Dataset excerpt:
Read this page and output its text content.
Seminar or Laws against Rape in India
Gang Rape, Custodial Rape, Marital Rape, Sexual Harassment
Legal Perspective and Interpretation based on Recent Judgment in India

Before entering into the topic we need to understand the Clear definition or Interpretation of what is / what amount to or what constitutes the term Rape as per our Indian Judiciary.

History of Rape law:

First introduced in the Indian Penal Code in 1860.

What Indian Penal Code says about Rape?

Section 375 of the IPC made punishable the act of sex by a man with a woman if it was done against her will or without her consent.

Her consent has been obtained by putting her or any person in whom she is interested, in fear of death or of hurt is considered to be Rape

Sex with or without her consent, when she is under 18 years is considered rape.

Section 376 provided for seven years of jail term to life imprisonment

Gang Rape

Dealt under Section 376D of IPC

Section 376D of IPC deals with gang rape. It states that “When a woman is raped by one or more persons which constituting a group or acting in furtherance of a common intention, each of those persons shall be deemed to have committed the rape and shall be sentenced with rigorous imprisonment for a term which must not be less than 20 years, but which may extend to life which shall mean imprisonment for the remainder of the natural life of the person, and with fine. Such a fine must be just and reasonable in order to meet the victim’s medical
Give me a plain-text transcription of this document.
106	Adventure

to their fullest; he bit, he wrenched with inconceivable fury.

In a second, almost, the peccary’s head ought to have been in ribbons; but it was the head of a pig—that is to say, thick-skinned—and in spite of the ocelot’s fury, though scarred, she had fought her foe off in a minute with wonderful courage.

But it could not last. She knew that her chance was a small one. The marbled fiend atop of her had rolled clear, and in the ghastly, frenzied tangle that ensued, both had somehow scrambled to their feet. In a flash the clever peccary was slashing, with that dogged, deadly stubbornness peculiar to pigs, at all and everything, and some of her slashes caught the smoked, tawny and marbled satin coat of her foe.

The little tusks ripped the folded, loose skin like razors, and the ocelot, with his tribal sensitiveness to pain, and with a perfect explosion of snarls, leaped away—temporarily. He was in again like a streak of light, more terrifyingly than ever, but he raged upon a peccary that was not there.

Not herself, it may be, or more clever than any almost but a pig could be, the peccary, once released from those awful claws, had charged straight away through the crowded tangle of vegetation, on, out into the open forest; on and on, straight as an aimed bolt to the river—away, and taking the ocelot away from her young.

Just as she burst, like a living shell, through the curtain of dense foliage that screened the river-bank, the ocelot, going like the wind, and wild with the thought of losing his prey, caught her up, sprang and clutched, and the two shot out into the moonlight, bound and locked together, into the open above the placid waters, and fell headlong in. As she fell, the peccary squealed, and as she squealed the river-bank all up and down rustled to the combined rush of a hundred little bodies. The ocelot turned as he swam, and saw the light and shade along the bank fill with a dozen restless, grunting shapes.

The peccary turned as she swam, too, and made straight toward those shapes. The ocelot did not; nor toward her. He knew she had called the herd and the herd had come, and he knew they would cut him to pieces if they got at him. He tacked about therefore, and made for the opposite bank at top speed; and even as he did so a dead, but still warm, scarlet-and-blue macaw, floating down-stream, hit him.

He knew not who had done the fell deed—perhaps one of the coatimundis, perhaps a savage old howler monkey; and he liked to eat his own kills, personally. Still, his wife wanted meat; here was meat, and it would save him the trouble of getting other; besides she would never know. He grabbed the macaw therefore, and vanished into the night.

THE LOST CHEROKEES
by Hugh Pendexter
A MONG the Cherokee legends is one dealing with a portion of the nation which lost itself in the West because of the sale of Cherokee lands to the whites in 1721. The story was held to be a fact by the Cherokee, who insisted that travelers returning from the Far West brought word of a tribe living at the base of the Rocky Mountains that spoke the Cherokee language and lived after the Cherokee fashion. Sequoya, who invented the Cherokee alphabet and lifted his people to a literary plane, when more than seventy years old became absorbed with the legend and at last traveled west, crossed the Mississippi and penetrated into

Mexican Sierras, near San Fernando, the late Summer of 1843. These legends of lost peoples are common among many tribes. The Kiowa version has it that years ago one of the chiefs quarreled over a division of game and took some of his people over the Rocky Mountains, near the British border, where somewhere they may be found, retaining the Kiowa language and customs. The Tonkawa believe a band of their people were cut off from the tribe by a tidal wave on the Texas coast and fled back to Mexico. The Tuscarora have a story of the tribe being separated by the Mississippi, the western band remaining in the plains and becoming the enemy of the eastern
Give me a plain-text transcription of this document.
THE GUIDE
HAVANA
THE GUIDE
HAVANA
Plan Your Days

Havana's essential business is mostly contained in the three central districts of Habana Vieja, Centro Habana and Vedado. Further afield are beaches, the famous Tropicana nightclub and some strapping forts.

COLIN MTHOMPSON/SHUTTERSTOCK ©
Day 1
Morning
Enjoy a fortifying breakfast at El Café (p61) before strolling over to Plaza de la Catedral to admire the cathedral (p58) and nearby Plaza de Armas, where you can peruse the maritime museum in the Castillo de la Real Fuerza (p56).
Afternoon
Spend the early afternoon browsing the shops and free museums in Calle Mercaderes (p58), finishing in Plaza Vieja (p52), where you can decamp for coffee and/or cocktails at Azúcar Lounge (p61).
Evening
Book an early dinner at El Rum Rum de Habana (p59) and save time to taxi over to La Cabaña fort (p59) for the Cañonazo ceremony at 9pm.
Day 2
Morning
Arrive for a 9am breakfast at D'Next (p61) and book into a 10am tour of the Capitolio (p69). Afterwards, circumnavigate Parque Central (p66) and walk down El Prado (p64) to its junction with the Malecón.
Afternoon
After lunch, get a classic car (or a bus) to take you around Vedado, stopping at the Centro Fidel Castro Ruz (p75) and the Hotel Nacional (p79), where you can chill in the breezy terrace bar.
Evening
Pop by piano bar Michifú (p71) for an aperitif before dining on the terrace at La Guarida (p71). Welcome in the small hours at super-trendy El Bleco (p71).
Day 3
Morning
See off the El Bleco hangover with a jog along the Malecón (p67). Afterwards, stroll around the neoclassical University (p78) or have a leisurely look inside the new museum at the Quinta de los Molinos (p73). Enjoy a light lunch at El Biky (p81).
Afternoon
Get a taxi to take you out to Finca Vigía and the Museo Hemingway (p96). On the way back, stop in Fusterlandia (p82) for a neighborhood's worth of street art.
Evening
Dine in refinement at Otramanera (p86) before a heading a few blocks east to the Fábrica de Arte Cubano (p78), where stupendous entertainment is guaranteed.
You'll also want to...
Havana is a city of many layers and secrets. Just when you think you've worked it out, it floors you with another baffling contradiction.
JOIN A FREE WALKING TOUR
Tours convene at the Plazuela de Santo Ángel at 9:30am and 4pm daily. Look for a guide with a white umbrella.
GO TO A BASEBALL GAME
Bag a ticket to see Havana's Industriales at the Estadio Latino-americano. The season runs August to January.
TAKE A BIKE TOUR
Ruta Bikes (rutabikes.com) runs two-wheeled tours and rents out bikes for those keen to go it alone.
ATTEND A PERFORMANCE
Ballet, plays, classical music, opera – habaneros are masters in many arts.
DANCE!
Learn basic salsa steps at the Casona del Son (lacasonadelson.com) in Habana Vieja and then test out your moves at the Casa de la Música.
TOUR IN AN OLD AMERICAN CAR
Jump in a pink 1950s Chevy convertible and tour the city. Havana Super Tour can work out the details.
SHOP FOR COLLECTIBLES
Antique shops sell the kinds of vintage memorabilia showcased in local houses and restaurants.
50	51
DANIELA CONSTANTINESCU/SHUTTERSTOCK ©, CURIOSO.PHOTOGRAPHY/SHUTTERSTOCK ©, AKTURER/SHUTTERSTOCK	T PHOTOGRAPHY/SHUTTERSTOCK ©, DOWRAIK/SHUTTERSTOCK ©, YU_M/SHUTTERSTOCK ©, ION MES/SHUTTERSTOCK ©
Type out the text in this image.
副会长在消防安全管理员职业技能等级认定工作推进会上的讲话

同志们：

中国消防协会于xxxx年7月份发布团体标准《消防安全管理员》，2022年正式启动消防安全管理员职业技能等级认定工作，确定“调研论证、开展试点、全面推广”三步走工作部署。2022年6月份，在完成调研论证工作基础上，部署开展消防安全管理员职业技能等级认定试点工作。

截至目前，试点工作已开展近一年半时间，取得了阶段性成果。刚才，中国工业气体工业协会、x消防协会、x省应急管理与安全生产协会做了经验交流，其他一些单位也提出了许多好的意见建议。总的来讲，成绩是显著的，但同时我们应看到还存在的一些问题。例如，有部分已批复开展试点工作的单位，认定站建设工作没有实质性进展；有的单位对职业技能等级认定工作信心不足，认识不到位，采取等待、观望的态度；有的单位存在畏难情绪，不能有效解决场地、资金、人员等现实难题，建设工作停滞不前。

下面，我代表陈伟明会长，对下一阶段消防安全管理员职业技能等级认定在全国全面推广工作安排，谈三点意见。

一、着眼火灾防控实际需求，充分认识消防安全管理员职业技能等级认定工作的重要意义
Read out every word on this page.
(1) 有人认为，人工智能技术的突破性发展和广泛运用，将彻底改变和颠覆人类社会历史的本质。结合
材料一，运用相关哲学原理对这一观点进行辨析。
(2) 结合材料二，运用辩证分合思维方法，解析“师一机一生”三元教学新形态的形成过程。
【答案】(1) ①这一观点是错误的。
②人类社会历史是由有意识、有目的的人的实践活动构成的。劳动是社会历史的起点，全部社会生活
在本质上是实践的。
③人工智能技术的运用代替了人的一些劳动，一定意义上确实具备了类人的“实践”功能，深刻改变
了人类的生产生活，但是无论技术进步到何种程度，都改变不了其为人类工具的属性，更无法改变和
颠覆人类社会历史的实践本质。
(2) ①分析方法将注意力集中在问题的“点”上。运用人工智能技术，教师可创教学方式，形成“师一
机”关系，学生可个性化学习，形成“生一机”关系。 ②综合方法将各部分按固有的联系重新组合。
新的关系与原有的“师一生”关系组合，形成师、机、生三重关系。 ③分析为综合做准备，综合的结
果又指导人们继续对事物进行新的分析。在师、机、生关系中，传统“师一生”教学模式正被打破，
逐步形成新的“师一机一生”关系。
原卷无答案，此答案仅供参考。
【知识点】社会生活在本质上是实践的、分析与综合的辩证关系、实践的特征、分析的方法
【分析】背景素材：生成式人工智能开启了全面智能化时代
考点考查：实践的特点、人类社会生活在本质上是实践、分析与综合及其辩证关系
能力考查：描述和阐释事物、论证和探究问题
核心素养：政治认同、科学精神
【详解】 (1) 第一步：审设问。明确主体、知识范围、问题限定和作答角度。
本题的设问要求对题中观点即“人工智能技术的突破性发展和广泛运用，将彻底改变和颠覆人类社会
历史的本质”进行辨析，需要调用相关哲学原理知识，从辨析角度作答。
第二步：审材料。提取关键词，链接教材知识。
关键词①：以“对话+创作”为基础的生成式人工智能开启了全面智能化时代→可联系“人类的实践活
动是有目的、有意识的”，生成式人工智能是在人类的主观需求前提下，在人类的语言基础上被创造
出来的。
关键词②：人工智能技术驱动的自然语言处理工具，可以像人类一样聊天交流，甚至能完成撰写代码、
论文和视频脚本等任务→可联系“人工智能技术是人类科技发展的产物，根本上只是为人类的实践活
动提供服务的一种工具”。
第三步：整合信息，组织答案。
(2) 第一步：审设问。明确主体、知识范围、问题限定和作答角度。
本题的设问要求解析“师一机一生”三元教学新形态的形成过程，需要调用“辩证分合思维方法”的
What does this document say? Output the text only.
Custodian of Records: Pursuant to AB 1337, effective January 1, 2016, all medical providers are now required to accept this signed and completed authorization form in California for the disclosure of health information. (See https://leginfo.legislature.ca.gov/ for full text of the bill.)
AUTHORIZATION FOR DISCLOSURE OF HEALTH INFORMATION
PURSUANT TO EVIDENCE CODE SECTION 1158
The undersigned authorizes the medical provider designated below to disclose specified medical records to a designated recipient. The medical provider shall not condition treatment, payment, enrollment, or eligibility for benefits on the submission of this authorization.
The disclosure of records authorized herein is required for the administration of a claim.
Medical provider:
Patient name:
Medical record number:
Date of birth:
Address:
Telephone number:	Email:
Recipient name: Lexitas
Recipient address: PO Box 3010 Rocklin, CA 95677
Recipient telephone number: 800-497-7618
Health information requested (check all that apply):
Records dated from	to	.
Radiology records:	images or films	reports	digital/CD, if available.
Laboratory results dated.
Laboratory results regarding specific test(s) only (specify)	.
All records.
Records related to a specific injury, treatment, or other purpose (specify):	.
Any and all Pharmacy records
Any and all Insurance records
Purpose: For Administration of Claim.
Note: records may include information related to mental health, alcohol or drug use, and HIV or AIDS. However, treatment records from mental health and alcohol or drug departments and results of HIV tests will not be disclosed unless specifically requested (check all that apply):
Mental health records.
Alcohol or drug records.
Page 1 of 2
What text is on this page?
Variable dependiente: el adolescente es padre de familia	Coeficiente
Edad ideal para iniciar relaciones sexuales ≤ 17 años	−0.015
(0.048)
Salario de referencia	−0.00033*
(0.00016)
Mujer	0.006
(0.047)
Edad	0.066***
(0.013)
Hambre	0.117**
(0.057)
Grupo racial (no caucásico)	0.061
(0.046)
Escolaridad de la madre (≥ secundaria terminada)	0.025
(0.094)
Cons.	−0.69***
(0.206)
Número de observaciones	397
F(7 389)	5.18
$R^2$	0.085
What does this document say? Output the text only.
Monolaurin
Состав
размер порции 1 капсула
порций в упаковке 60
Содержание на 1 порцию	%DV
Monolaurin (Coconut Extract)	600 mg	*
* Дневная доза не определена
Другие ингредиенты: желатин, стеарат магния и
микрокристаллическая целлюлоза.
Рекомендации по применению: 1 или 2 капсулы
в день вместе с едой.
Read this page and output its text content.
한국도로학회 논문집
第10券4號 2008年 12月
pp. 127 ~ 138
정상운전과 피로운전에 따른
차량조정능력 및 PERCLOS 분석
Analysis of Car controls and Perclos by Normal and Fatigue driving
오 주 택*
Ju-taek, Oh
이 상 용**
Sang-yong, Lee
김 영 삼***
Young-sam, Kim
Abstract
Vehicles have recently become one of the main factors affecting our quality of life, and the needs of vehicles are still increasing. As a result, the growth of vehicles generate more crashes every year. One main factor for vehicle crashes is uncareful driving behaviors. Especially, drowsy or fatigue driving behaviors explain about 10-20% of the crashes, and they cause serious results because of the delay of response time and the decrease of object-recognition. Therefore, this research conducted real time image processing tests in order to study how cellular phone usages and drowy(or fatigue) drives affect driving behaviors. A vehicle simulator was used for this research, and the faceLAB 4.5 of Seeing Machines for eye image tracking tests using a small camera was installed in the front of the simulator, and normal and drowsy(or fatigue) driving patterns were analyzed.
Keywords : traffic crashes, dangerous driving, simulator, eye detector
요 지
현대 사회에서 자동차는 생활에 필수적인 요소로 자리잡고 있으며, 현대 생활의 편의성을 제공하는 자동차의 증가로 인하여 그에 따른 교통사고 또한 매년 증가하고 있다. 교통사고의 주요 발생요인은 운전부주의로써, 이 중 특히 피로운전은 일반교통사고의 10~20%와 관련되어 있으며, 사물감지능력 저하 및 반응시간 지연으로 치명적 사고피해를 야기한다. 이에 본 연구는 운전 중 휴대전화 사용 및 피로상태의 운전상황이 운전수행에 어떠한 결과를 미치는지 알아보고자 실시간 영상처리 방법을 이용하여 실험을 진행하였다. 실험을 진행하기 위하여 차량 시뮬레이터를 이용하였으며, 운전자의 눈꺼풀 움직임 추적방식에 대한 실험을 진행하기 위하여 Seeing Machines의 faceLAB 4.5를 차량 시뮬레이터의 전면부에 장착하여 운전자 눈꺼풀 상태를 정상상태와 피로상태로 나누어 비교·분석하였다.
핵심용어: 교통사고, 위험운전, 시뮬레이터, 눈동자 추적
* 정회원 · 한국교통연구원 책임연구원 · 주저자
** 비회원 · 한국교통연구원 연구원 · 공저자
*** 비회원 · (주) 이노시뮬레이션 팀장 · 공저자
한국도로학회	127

* _Aim_: Search the listing for the word "shops". Copy every line in which it occurs.

* _Output of the task_:
Spend the early afternoon browsing the shops and free museums in Calle Mercaderes (p58), finishing in Plaza Vieja (p52), where you can decamp for coffee and/or cocktails at Azúcar Lounge (p61).
Antique shops sell the kinds of vintage memorabilia showcased in local houses and restaurants.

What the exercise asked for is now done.